→ SUPPLIED DATA
********************
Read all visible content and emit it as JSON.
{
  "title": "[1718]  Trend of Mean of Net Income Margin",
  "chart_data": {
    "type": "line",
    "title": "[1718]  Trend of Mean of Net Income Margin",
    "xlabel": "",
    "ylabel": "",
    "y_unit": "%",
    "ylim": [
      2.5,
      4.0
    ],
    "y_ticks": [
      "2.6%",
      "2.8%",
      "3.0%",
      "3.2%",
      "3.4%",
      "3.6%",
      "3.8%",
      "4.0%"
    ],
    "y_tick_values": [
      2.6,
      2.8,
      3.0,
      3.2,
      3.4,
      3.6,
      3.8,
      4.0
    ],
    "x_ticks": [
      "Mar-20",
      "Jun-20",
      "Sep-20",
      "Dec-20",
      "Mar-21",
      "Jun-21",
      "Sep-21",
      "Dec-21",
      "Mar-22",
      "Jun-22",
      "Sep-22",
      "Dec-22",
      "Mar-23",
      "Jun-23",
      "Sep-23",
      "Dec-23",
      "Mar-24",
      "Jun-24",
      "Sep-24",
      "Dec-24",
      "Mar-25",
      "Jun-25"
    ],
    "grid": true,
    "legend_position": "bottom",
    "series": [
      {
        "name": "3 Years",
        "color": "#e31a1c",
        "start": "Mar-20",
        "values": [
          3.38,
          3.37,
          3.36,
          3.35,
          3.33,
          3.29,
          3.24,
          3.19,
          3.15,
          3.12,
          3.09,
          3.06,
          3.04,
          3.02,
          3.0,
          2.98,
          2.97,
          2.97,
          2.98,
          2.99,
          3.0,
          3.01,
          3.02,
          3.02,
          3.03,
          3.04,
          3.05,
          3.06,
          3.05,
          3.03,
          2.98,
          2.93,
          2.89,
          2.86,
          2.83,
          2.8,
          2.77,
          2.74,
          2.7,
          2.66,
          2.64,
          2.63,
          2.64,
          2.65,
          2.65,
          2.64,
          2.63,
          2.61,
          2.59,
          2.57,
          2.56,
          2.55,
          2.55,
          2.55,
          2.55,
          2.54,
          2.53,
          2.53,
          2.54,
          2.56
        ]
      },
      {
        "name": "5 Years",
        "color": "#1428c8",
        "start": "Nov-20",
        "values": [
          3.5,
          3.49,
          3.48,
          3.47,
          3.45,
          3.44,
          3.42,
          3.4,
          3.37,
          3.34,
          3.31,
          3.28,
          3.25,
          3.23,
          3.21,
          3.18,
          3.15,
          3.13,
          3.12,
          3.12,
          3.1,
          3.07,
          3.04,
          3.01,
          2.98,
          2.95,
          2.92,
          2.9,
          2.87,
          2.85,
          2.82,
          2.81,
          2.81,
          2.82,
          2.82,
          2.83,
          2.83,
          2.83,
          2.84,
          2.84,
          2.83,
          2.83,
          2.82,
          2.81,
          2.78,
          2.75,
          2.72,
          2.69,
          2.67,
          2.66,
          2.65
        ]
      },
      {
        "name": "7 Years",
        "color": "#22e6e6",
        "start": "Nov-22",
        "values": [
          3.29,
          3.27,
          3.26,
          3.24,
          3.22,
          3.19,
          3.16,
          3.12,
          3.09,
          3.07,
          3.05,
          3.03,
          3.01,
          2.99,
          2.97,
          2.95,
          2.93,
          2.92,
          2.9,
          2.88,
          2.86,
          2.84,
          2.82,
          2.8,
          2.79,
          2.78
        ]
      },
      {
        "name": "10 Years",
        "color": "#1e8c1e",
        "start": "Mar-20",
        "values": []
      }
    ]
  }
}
********************
→ JOB
All lines that include "color" are to be gathered and copied.

→ FINAL RESULT
        "color": "#e31a1c",
        "color": "#1428c8",
        "color": "#22e6e6",
        "color": "#1e8c1e",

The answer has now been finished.